[Saved entries]
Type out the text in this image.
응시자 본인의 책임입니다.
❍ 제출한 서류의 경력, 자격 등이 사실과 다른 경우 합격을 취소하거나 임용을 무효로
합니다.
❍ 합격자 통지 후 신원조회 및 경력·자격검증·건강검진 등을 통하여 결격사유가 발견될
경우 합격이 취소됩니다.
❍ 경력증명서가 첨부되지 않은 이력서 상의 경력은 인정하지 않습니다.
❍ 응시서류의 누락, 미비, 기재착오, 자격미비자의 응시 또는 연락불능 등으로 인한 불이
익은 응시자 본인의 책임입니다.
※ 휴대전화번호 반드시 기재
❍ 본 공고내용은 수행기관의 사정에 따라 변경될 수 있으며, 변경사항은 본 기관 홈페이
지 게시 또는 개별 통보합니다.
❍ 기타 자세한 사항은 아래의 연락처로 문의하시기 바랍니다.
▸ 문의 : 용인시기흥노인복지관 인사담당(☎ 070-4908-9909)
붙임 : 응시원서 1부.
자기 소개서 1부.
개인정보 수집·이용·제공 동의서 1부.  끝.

TASK TO CARRY OUT
Each record must be repeated exactly as it is.

ANSWER BELOW
Type out the text in this image.
응시자 본인의 책임입니다.
❍ 제출한 서류의 경력, 자격 등이 사실과 다른 경우 합격을 취소하거나 임용을 무효로
합니다.
❍ 합격자 통지 후 신원조회 및 경력·자격검증·건강검진 등을 통하여 결격사유가 발견될
경우 합격이 취소됩니다.
❍ 경력증명서가 첨부되지 않은 이력서 상의 경력은 인정하지 않습니다.
❍ 응시서류의 누락, 미비, 기재착오, 자격미비자의 응시 또는 연락불능 등으로 인한 불이
익은 응시자 본인의 책임입니다.
※ 휴대전화번호 반드시 기재
❍ 본 공고내용은 수행기관의 사정에 따라 변경될 수 있으며, 변경사항은 본 기관 홈페이
지 게시 또는 개별 통보합니다.
❍ 기타 자세한 사항은 아래의 연락처로 문의하시기 바랍니다.
▸ 문의 : 용인시기흥노인복지관 인사담당(☎ 070-4908-9909)
붙임 : 응시원서 1부.
자기 소개서 1부.
개인정보 수집·이용·제공 동의서 1부.  끝.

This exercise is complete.